- _Data for this task_
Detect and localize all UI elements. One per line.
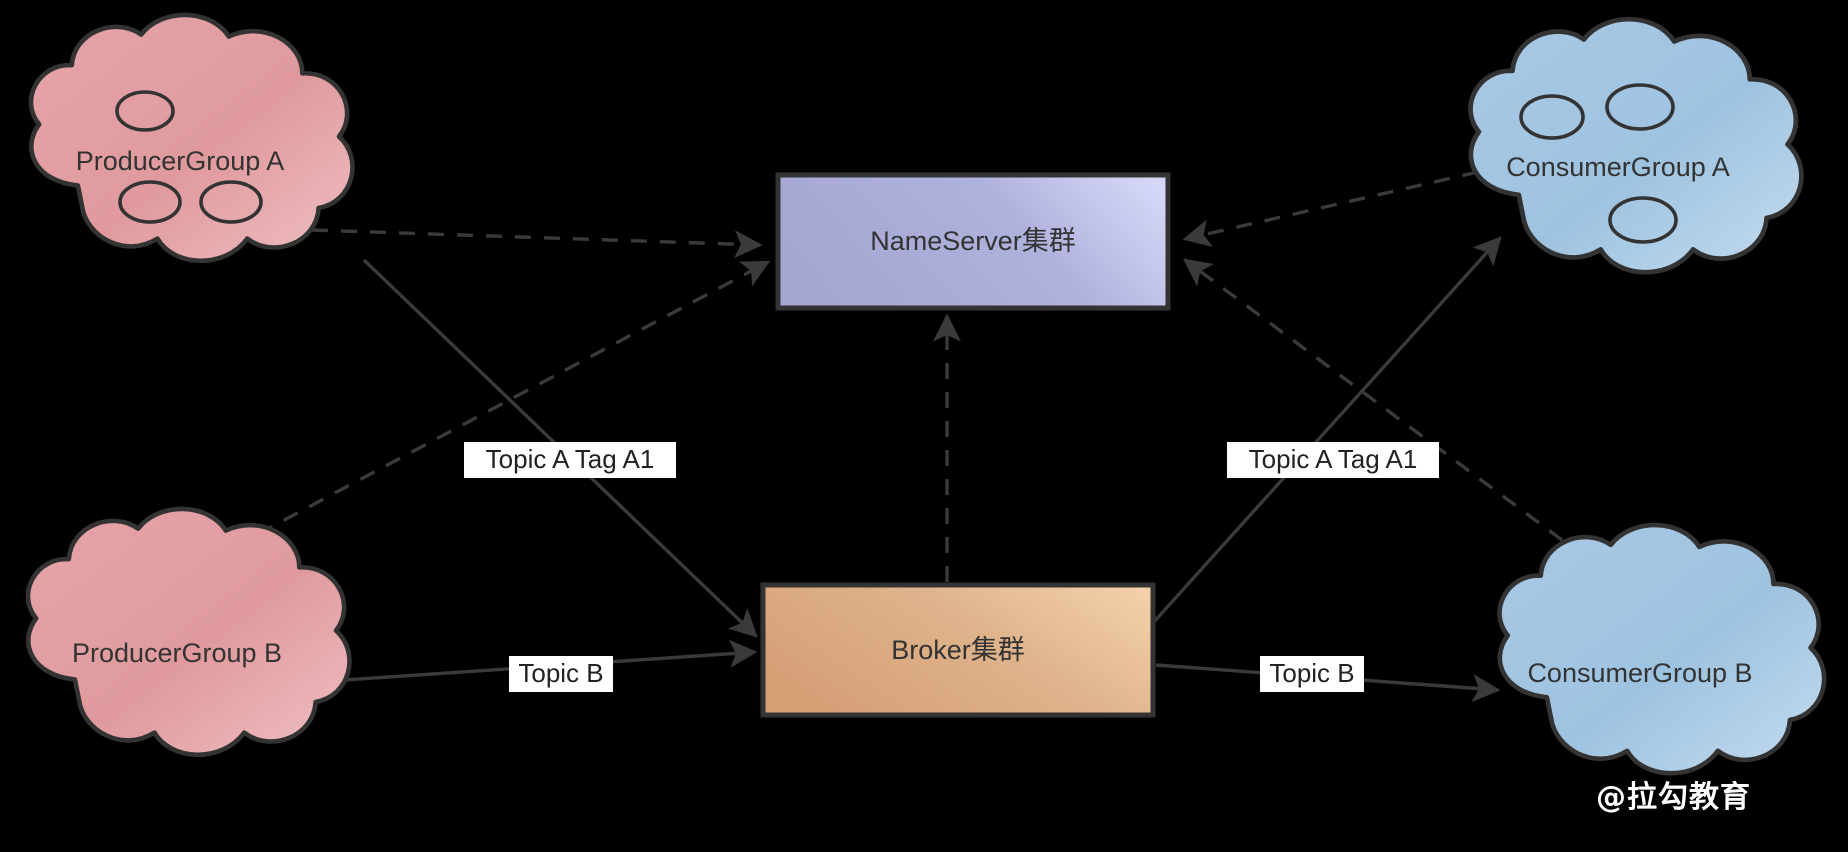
- node-consumer-group-a[interactable]: ConsumerGroup A: [1468, 16, 1804, 275]
- node-producer-group-b[interactable]: ProducerGroup B: [25, 506, 352, 758]
- edge-label-text: Topic A Tag A1: [486, 444, 655, 474]
- edge-broker-to-consumer-a: [1141, 236, 1502, 636]
- node-broker-cluster[interactable]: Broker集群: [760, 582, 1156, 718]
- watermark: @拉勾教育: [1596, 780, 1751, 815]
- consumer-group-a-label: ConsumerGroup A: [1506, 152, 1730, 182]
- producer-a-node-icon-2: [118, 180, 182, 224]
- edge-consumer-b-to-nameserver: [1182, 258, 1634, 594]
- nameserver-label: NameServer集群: [870, 226, 1076, 256]
- edge-label-topic-b-left: Topic B: [509, 656, 613, 692]
- producer-group-a-label: ProducerGroup A: [76, 146, 285, 176]
- producer-a-node-icon-3: [199, 180, 263, 224]
- broker-label: Broker集群: [891, 635, 1025, 665]
- node-producer-group-a[interactable]: ProducerGroup A: [28, 12, 355, 264]
- node-nameserver-cluster[interactable]: NameServer集群: [775, 172, 1171, 311]
- cloud-shape-producer-a: [28, 12, 355, 264]
- edge-label-topic-a-right: Topic A Tag A1: [1227, 442, 1439, 478]
- consumer-a-node-icon-1: [1519, 94, 1585, 140]
- edge-label-topic-a-left: Topic A Tag A1: [464, 442, 676, 478]
- edge-producer-b-to-nameserver: [257, 260, 771, 536]
- producer-a-node-icon-1: [115, 90, 175, 132]
- edge-label-text: Topic B: [518, 658, 603, 688]
- edge-label-layer: Topic A Tag A1 Topic A Tag A1 Topic B To…: [464, 442, 1439, 692]
- edge-label-topic-b-right: Topic B: [1260, 656, 1364, 692]
- cloud-shape-consumer-b: [1497, 522, 1827, 776]
- cloud-shape-producer-b: [25, 506, 352, 758]
- edge-consumer-a-to-nameserver: [1182, 170, 1479, 247]
- consumer-a-node-icon-2: [1605, 83, 1675, 131]
- consumer-a-node-icon-3: [1608, 196, 1678, 244]
- node-consumer-group-b[interactable]: ConsumerGroup B: [1497, 522, 1827, 776]
- edge-label-text: Topic A Tag A1: [1249, 444, 1418, 474]
- cloud-shape-consumer-a: [1468, 16, 1804, 275]
- consumer-group-b-label: ConsumerGroup B: [1527, 658, 1752, 688]
- producer-group-b-label: ProducerGroup B: [72, 638, 282, 668]
- nameserver-box: [775, 172, 1171, 311]
- edge-producer-a-to-nameserver: [311, 228, 763, 259]
- edge-label-text: Topic B: [1269, 658, 1354, 688]
- broker-box: [760, 582, 1156, 718]
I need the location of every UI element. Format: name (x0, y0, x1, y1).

- _What the task asks_
Copy every line of the records above verbatim, leaving out the picture.

- _Written response_
Detect and localize all UI elements. One per line.
- node-consumer-group-a[interactable]: ConsumerGroup A: [1468, 16, 1804, 275]
- node-producer-group-b[interactable]: ProducerGroup B: [25, 506, 352, 758]
- edge-label-text: Topic A Tag A1: [486, 444, 655, 474]
- edge-broker-to-consumer-a: [1141, 236, 1502, 636]
- node-broker-cluster[interactable]: Broker集群: [760, 582, 1156, 718]
- watermark: @拉勾教育: [1596, 780, 1751, 815]
- consumer-group-a-label: ConsumerGroup A: [1506, 152, 1730, 182]
- producer-a-node-icon-2: [118, 180, 182, 224]
- edge-consumer-b-to-nameserver: [1182, 258, 1634, 594]
- nameserver-label: NameServer集群: [870, 226, 1076, 256]
- edge-label-topic-b-left: Topic B: [509, 656, 613, 692]
- producer-group-a-label: ProducerGroup A: [76, 146, 285, 176]
- producer-a-node-icon-3: [199, 180, 263, 224]
- broker-label: Broker集群: [891, 635, 1025, 665]
- node-producer-group-a[interactable]: ProducerGroup A: [28, 12, 355, 264]
- node-nameserver-cluster[interactable]: NameServer集群: [775, 172, 1171, 311]
- cloud-shape-producer-a: [28, 12, 355, 264]
- edge-label-topic-a-right: Topic A Tag A1: [1227, 442, 1439, 478]
- consumer-a-node-icon-1: [1519, 94, 1585, 140]
- edge-label-topic-a-left: Topic A Tag A1: [464, 442, 676, 478]
- edge-producer-b-to-nameserver: [257, 260, 771, 536]
- producer-a-node-icon-1: [115, 90, 175, 132]
- edge-label-text: Topic B: [518, 658, 603, 688]
- edge-label-layer: Topic A Tag A1 Topic A Tag A1 Topic B To…: [464, 442, 1439, 692]
- edge-label-topic-b-right: Topic B: [1260, 656, 1364, 692]
- cloud-shape-consumer-b: [1497, 522, 1827, 776]
- cloud-shape-producer-b: [25, 506, 352, 758]
- edge-consumer-a-to-nameserver: [1182, 170, 1479, 247]
- consumer-a-node-icon-2: [1605, 83, 1675, 131]
- consumer-a-node-icon-3: [1608, 196, 1678, 244]
- node-consumer-group-b[interactable]: ConsumerGroup B: [1497, 522, 1827, 776]
- edge-label-text: Topic A Tag A1: [1249, 444, 1418, 474]
- cloud-shape-consumer-a: [1468, 16, 1804, 275]
- consumer-group-b-label: ConsumerGroup B: [1527, 658, 1752, 688]
- producer-group-b-label: ProducerGroup B: [72, 638, 282, 668]
- nameserver-box: [775, 172, 1171, 311]
- edge-producer-a-to-nameserver: [311, 228, 763, 259]
- edge-label-text: Topic B: [1269, 658, 1354, 688]
- broker-box: [760, 582, 1156, 718]
I need the location of every UI element. Format: name (x0, y0, x1, y1).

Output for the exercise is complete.